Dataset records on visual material
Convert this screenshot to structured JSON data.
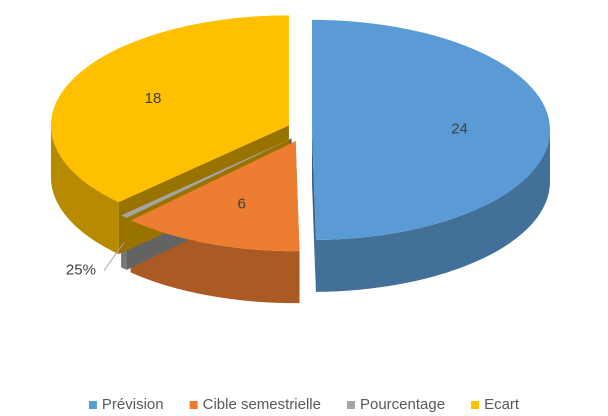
{
  "chart_data": {
    "type": "pie",
    "categories": [
      "Prévision",
      "Cible semestrielle",
      "Pourcentage",
      "Ecart"
    ],
    "values": [
      24,
      6,
      0.25,
      18
    ],
    "value_labels": [
      "24",
      "6",
      "25%",
      "18"
    ],
    "colors": [
      "#5b9bd5",
      "#ed7d31",
      "#a5a5a5",
      "#ffc000"
    ],
    "legend": "bottom"
  }
}
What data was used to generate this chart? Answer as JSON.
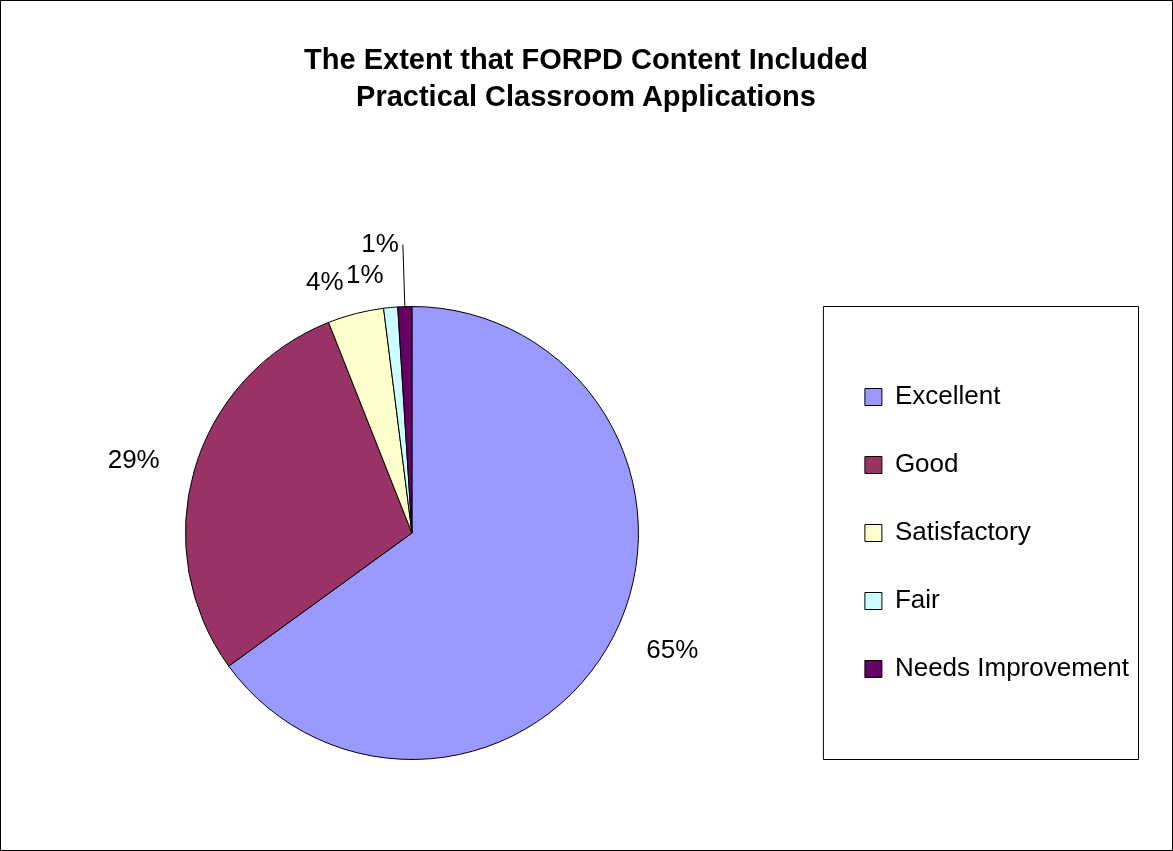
{
  "chart_data": {
    "type": "pie",
    "title": "The Extent that FORPD Content Included Practical Classroom Applications",
    "categories": [
      "Excellent",
      "Good",
      "Satisfactory",
      "Fair",
      "Needs Improvement"
    ],
    "values": [
      65,
      29,
      4,
      1,
      1
    ],
    "value_labels": [
      "65%",
      "29%",
      "4%",
      "1%",
      "1%"
    ],
    "colors": [
      "#9999ff",
      "#993366",
      "#ffffcc",
      "#ccffff",
      "#660066"
    ],
    "legend": "right"
  }
}
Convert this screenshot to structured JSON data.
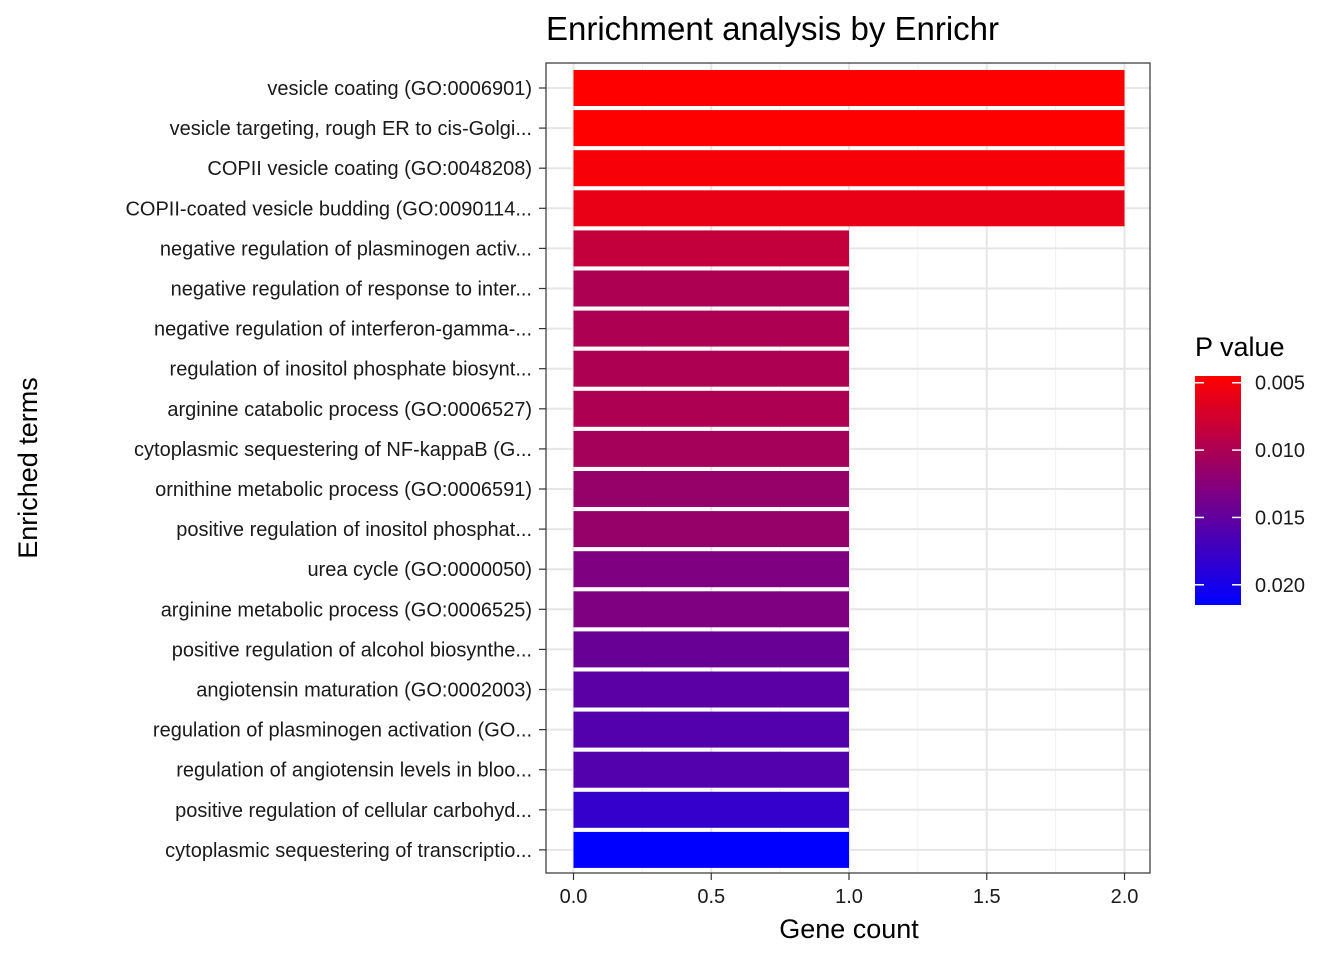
{
  "chart_data": {
    "type": "bar",
    "orientation": "horizontal",
    "title": "Enrichment analysis by Enrichr",
    "xlabel": "Gene count",
    "ylabel": "Enriched terms",
    "xlim": [
      0,
      2.05
    ],
    "x_ticks": [
      "0.0",
      "0.5",
      "1.0",
      "1.5",
      "2.0"
    ],
    "x_tick_values": [
      0,
      0.5,
      1.0,
      1.5,
      2.0
    ],
    "grid": true,
    "categories": [
      "vesicle coating (GO:0006901)",
      "vesicle targeting, rough ER to cis-Golgi...",
      "COPII vesicle coating (GO:0048208)",
      "COPII-coated vesicle budding (GO:0090114...",
      "negative regulation of plasminogen activ...",
      "negative regulation of response to inter...",
      "negative regulation of interferon-gamma-...",
      "regulation of inositol phosphate biosynt...",
      "arginine catabolic process (GO:0006527)",
      "cytoplasmic sequestering of NF-kappaB (G...",
      "ornithine metabolic process (GO:0006591)",
      "positive regulation of inositol phosphat...",
      "urea cycle (GO:0000050)",
      "arginine metabolic process (GO:0006525)",
      "positive regulation of alcohol biosynthe...",
      "angiotensin maturation (GO:0002003)",
      "regulation of plasminogen activation (GO...",
      "regulation of angiotensin levels in bloo...",
      "positive regulation of cellular carbohyd...",
      "cytoplasmic sequestering of transcriptio..."
    ],
    "values": [
      2,
      2,
      2,
      2,
      1,
      1,
      1,
      1,
      1,
      1,
      1,
      1,
      1,
      1,
      1,
      1,
      1,
      1,
      1,
      1
    ],
    "p_values": [
      0.0045,
      0.0045,
      0.005,
      0.006,
      0.0085,
      0.01,
      0.01,
      0.01,
      0.01,
      0.0105,
      0.0115,
      0.0115,
      0.013,
      0.013,
      0.0145,
      0.0155,
      0.016,
      0.016,
      0.018,
      0.0215
    ],
    "legend": {
      "title": "P value",
      "position": "right",
      "ticks": [
        "0.005",
        "0.010",
        "0.015",
        "0.020"
      ],
      "tick_values": [
        0.005,
        0.01,
        0.015,
        0.02
      ],
      "range": [
        0.0045,
        0.0215
      ],
      "color_low": "#FF0000",
      "color_high": "#0000FF"
    }
  }
}
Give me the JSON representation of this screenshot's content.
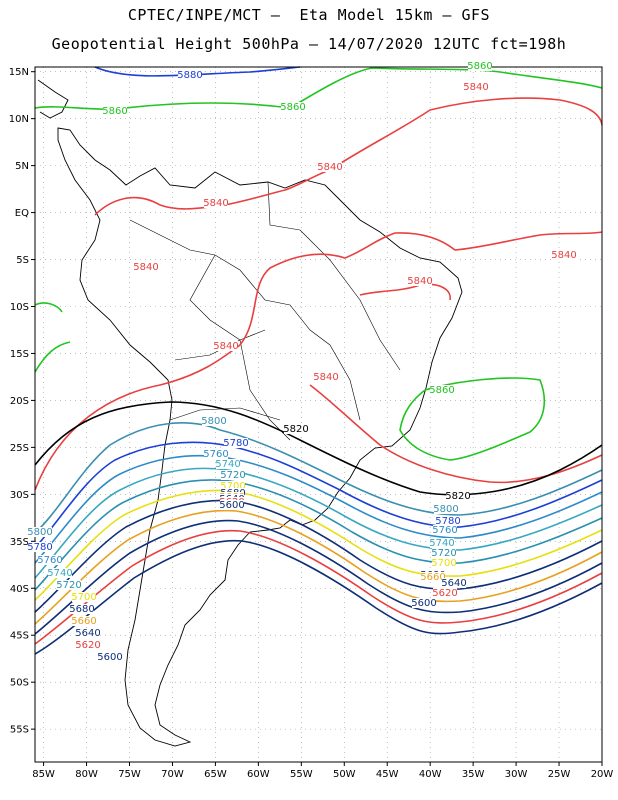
{
  "titles": {
    "line1": "CPTEC/INPE/MCT –  Eta Model 15km – GFS",
    "line2": "Geopotential Height 500hPa – 14/07/2020 12UTC fct=198h"
  },
  "map": {
    "lon_range": [
      -86,
      -20
    ],
    "lat_range": [
      -58.5,
      15.5
    ],
    "lat_labels": [
      "15N",
      "10N",
      "5N",
      "EQ",
      "5S",
      "10S",
      "15S",
      "20S",
      "25S",
      "30S",
      "35S",
      "40S",
      "45S",
      "50S",
      "55S"
    ],
    "lon_labels": [
      "85W",
      "80W",
      "75W",
      "70W",
      "65W",
      "60W",
      "55W",
      "50W",
      "45W",
      "40W",
      "35W",
      "30W",
      "25W",
      "20W"
    ],
    "grid": "dotted"
  },
  "contours": [
    {
      "value": "5880",
      "color": "#1c3fd6",
      "labels": [
        "5880"
      ]
    },
    {
      "value": "5860",
      "color": "#22c422",
      "labels": [
        "5860",
        "5860",
        "5860",
        "5860"
      ]
    },
    {
      "value": "5840",
      "color": "#e84040",
      "labels": [
        "5840",
        "5840",
        "5840",
        "5840",
        "5840",
        "5840",
        "5840",
        "5840"
      ]
    },
    {
      "value": "5820",
      "color": "#000000",
      "labels": [
        "5820",
        "5820"
      ]
    },
    {
      "value": "5800",
      "color": "#3a8fb0",
      "labels": [
        "5800",
        "5800",
        "5800"
      ]
    },
    {
      "value": "5780",
      "color": "#1c3fd6",
      "labels": [
        "5780",
        "5780",
        "5780"
      ]
    },
    {
      "value": "5760",
      "color": "#2e8bc8",
      "labels": [
        "5760",
        "5760",
        "5760"
      ]
    },
    {
      "value": "5740",
      "color": "#38a8c0",
      "labels": [
        "5740",
        "5740",
        "5740"
      ]
    },
    {
      "value": "5720",
      "color": "#2a90b0",
      "labels": [
        "5720",
        "5720",
        "5720"
      ]
    },
    {
      "value": "5700",
      "color": "#e6e010",
      "labels": [
        "5700",
        "5700",
        "5700"
      ]
    },
    {
      "value": "5680",
      "color": "#0e2f78",
      "labels": [
        "5680",
        "5680",
        "5680"
      ]
    },
    {
      "value": "5660",
      "color": "#e8a020",
      "labels": [
        "5660",
        "5660",
        "5660"
      ]
    },
    {
      "value": "5640",
      "color": "#0e2f78",
      "labels": [
        "5640",
        "5640",
        "5640"
      ]
    },
    {
      "value": "5620",
      "color": "#e84040",
      "labels": [
        "5620",
        "5620",
        "5620"
      ]
    },
    {
      "value": "5600",
      "color": "#0e2f78",
      "labels": [
        "5600",
        "5600",
        "5600"
      ]
    }
  ]
}
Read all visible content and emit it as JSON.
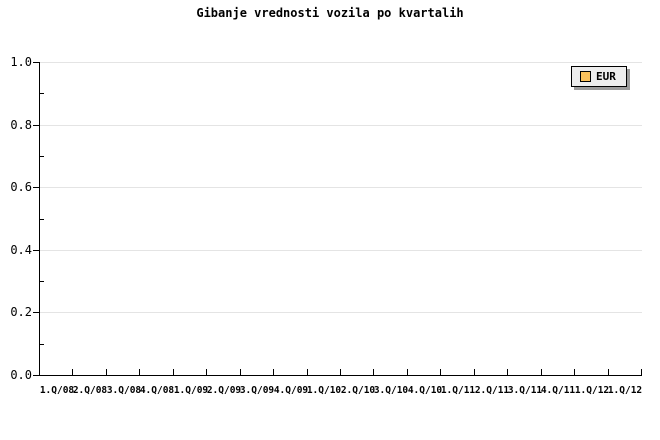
{
  "window": {
    "background": "#FFFFFF"
  },
  "chart_data": {
    "type": "line",
    "title": "Gibanje vrednosti vozila po kvartalih",
    "categories": [
      "1.Q/08",
      "2.Q/08",
      "3.Q/08",
      "4.Q/08",
      "1.Q/09",
      "2.Q/09",
      "3.Q/09",
      "4.Q/09",
      "1.Q/10",
      "2.Q/10",
      "3.Q/10",
      "4.Q/10",
      "1.Q/11",
      "2.Q/11",
      "3.Q/11",
      "4.Q/11",
      "1.Q/12",
      "1.Q/12"
    ],
    "series": [
      {
        "name": "EUR",
        "values": [],
        "color": "#FBC25C"
      }
    ],
    "xlabel": "",
    "ylabel": "",
    "ylim": [
      0.0,
      1.0
    ],
    "y_major_ticks": [
      1.0,
      0.8,
      0.6,
      0.4,
      0.2,
      0.0
    ],
    "y_major_tick_labels": [
      "1.0",
      "0.8",
      "0.6",
      "0.4",
      "0.2",
      "0.0"
    ],
    "y_minor_ticks": [
      0.9,
      0.7,
      0.5,
      0.3,
      0.1
    ],
    "grid": "horizontal-major",
    "legend_position": "top-right",
    "plot_empty": true
  },
  "legend": {
    "label": "EUR",
    "swatch_color": "#FBC25C"
  },
  "colors": {
    "background": "#FFFFFF",
    "axis": "#000000",
    "grid": "#E4E4E4",
    "text": "#000000",
    "legend_background": "#EDEDED",
    "legend_border": "#000000",
    "legend_shadow": "#9B9B9B",
    "series_eur": "#FBC25C"
  }
}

- _TASK DIRECTIONS_
Determine how many lines of the data contain "plasminogen" and give nothing but that number.

- _THE REPLY_
2